## AIM OF THE TASK
Copy each line of the data below with the word "Accounting".

## RECORD EXCERPTS
'''

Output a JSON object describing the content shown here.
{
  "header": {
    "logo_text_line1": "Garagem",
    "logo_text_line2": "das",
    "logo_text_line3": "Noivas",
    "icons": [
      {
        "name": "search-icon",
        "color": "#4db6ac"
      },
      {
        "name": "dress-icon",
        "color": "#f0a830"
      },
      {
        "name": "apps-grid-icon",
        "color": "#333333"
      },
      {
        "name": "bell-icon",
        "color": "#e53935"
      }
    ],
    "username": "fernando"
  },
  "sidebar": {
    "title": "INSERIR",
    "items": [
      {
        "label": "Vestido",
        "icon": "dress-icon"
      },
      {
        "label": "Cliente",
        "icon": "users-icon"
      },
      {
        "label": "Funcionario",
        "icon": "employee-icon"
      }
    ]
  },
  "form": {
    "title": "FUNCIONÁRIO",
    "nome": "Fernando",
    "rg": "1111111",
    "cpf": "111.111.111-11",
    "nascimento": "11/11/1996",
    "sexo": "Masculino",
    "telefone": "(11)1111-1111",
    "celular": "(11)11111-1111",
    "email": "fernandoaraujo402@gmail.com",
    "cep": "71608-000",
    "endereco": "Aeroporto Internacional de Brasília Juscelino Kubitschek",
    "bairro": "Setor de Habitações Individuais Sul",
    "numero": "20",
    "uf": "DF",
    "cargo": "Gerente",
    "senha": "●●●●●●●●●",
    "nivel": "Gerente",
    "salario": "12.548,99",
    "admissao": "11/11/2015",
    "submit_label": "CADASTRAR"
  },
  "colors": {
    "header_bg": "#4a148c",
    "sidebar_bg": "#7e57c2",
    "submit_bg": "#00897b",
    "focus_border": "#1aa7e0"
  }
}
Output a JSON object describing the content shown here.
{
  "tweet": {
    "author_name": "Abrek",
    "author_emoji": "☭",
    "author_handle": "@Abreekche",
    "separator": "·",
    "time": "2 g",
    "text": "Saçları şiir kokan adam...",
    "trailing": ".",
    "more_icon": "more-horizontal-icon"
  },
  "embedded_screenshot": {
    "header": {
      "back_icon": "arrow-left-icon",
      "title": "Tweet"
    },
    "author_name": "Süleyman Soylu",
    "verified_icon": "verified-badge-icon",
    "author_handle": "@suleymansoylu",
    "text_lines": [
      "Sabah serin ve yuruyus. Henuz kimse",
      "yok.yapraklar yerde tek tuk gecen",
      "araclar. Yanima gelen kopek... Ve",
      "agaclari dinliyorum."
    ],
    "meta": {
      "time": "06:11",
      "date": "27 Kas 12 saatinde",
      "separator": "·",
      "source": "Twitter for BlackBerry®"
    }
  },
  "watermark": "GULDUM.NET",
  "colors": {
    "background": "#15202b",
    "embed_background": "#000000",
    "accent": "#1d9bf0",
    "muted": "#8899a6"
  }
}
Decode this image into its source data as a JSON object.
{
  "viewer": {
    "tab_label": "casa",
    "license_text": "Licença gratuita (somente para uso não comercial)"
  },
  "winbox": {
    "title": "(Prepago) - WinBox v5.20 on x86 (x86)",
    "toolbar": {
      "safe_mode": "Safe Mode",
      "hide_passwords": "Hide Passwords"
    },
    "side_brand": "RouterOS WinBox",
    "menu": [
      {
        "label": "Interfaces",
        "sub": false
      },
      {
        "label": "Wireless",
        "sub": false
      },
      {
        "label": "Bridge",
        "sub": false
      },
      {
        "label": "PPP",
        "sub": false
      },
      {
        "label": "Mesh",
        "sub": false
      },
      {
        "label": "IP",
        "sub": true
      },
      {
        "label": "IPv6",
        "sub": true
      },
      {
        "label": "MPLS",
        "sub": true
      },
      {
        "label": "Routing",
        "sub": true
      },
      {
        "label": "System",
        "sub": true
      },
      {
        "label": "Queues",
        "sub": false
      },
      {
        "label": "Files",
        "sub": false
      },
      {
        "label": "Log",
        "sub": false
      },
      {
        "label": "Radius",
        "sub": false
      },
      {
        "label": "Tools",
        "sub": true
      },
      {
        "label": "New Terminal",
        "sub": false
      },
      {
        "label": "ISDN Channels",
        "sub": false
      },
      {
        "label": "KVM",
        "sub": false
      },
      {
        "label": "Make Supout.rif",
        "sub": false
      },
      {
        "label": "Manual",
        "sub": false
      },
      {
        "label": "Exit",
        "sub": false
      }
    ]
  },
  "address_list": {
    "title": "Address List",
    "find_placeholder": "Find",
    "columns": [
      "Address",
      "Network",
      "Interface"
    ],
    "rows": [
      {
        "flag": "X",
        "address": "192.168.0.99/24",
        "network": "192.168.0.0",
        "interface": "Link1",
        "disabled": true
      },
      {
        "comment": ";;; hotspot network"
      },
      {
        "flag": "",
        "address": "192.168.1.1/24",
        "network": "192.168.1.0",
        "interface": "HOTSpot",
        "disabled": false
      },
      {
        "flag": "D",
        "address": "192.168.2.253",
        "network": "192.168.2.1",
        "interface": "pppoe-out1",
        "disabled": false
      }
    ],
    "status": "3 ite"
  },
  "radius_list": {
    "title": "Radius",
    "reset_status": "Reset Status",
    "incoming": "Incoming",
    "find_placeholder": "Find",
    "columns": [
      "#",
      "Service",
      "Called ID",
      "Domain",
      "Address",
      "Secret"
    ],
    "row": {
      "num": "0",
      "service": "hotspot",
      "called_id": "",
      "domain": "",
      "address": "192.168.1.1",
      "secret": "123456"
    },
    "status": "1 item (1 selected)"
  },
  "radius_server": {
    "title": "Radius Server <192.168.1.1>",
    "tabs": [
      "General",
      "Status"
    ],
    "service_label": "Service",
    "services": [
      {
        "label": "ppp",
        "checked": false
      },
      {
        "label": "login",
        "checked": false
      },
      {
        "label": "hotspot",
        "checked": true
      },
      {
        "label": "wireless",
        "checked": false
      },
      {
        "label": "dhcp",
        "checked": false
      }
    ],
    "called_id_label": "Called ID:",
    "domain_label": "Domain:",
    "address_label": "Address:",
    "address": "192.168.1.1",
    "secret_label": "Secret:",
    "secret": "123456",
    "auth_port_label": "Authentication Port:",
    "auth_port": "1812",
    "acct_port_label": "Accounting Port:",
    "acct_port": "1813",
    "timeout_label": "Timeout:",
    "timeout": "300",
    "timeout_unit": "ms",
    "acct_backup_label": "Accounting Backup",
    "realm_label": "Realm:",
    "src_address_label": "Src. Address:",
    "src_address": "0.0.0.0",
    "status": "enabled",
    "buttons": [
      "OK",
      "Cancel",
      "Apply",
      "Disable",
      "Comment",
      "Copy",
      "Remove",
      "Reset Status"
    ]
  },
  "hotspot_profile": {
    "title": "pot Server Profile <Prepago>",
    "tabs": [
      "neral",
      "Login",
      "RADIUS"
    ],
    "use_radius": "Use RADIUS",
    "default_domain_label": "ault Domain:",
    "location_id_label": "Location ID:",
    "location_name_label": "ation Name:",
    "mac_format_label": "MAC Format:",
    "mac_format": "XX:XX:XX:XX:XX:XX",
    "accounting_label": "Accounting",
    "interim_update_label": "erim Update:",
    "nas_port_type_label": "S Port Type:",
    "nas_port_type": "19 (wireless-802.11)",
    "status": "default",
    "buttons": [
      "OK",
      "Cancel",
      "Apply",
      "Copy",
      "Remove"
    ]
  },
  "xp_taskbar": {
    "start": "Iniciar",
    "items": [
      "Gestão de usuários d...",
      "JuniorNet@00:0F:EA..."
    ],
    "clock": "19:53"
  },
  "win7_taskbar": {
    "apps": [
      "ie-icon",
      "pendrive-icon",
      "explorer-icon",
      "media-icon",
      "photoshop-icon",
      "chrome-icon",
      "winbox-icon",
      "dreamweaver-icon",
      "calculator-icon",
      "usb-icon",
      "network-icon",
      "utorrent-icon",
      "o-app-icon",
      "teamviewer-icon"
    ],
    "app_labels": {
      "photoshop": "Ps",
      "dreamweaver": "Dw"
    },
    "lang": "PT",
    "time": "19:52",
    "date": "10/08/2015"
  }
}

'''

## RESPONSE TO THE EXERCISE
    "acct_port_label": "Accounting Port:",
    "acct_backup_label": "Accounting Backup",
    "accounting_label": "Accounting",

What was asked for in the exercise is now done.